WHAT YOU SHOULD DO:
Please output the lines shown below exactly as they appear.

[Saved data entries]
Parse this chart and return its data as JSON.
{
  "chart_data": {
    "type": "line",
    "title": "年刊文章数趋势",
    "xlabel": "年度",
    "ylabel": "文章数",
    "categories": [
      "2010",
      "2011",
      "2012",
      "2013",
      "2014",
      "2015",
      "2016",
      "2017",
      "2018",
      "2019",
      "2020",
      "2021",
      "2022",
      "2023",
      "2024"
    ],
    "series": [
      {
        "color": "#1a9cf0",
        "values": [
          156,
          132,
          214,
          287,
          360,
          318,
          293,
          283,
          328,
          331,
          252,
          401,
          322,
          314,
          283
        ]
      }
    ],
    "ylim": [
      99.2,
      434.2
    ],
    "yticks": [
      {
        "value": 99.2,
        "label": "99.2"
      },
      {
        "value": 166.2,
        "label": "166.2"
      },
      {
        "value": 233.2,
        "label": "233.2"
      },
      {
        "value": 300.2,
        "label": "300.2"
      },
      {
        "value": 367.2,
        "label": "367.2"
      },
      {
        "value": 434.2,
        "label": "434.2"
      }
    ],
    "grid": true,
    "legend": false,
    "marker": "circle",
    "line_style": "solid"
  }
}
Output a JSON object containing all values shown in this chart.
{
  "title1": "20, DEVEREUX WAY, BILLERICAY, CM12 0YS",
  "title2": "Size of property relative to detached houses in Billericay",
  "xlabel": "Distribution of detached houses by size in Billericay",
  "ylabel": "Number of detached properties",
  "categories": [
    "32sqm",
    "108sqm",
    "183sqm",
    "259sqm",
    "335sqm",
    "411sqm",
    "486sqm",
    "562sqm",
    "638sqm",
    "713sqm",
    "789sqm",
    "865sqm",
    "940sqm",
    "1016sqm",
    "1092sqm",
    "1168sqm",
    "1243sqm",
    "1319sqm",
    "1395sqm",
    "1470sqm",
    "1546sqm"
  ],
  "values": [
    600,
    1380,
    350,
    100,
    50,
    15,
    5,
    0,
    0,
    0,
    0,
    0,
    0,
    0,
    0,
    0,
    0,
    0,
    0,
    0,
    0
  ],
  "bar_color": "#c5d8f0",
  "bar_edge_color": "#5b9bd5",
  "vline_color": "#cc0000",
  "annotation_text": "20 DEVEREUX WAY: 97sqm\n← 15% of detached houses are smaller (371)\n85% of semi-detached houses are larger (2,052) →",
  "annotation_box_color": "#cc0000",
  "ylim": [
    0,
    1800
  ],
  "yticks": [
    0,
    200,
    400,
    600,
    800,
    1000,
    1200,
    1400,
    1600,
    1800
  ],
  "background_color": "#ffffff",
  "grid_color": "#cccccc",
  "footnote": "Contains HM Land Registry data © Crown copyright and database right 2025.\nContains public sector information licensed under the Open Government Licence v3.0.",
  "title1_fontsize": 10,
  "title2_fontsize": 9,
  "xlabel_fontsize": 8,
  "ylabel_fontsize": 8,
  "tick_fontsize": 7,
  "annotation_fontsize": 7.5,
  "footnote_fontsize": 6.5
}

ANSWER IN FULL:
Parse this chart and return its data as JSON.
{
  "chart_data": {
    "type": "line",
    "title": "年刊文章数趋势",
    "xlabel": "年度",
    "ylabel": "文章数",
    "categories": [
      "2010",
      "2011",
      "2012",
      "2013",
      "2014",
      "2015",
      "2016",
      "2017",
      "2018",
      "2019",
      "2020",
      "2021",
      "2022",
      "2023",
      "2024"
    ],
    "series": [
      {
        "color": "#1a9cf0",
        "values": [
          156,
          132,
          214,
          287,
          360,
          318,
          293,
          283,
          328,
          331,
          252,
          401,
          322,
          314,
          283
        ]
      }
    ],
    "ylim": [
      99.2,
      434.2
    ],
    "yticks": [
      {
        "value": 99.2,
        "label": "99.2"
      },
      {
        "value": 166.2,
        "label": "166.2"
      },
      {
        "value": 233.2,
        "label": "233.2"
      },
      {
        "value": 300.2,
        "label": "300.2"
      },
      {
        "value": 367.2,
        "label": "367.2"
      },
      {
        "value": 434.2,
        "label": "434.2"
      }
    ],
    "grid": true,
    "legend": false,
    "marker": "circle",
    "line_style": "solid"
  }
}
Output a JSON object containing all values shown in this chart.
{
  "title1": "20, DEVEREUX WAY, BILLERICAY, CM12 0YS",
  "title2": "Size of property relative to detached houses in Billericay",
  "xlabel": "Distribution of detached houses by size in Billericay",
  "ylabel": "Number of detached properties",
  "categories": [
    "32sqm",
    "108sqm",
    "183sqm",
    "259sqm",
    "335sqm",
    "411sqm",
    "486sqm",
    "562sqm",
    "638sqm",
    "713sqm",
    "789sqm",
    "865sqm",
    "940sqm",
    "1016sqm",
    "1092sqm",
    "1168sqm",
    "1243sqm",
    "1319sqm",
    "1395sqm",
    "1470sqm",
    "1546sqm"
  ],
  "values": [
    600,
    1380,
    350,
    100,
    50,
    15,
    5,
    0,
    0,
    0,
    0,
    0,
    0,
    0,
    0,
    0,
    0,
    0,
    0,
    0,
    0
  ],
  "bar_color": "#c5d8f0",
  "bar_edge_color": "#5b9bd5",
  "vline_color": "#cc0000",
  "annotation_text": "20 DEVEREUX WAY: 97sqm\n← 15% of detached houses are smaller (371)\n85% of semi-detached houses are larger (2,052) →",
  "annotation_box_color": "#cc0000",
  "ylim": [
    0,
    1800
  ],
  "yticks": [
    0,
    200,
    400,
    600,
    800,
    1000,
    1200,
    1400,
    1600,
    1800
  ],
  "background_color": "#ffffff",
  "grid_color": "#cccccc",
  "footnote": "Contains HM Land Registry data © Crown copyright and database right 2025.\nContains public sector information licensed under the Open Government Licence v3.0.",
  "title1_fontsize": 10,
  "title2_fontsize": 9,
  "xlabel_fontsize": 8,
  "ylabel_fontsize": 8,
  "tick_fontsize": 7,
  "annotation_fontsize": 7.5,
  "footnote_fontsize": 6.5
}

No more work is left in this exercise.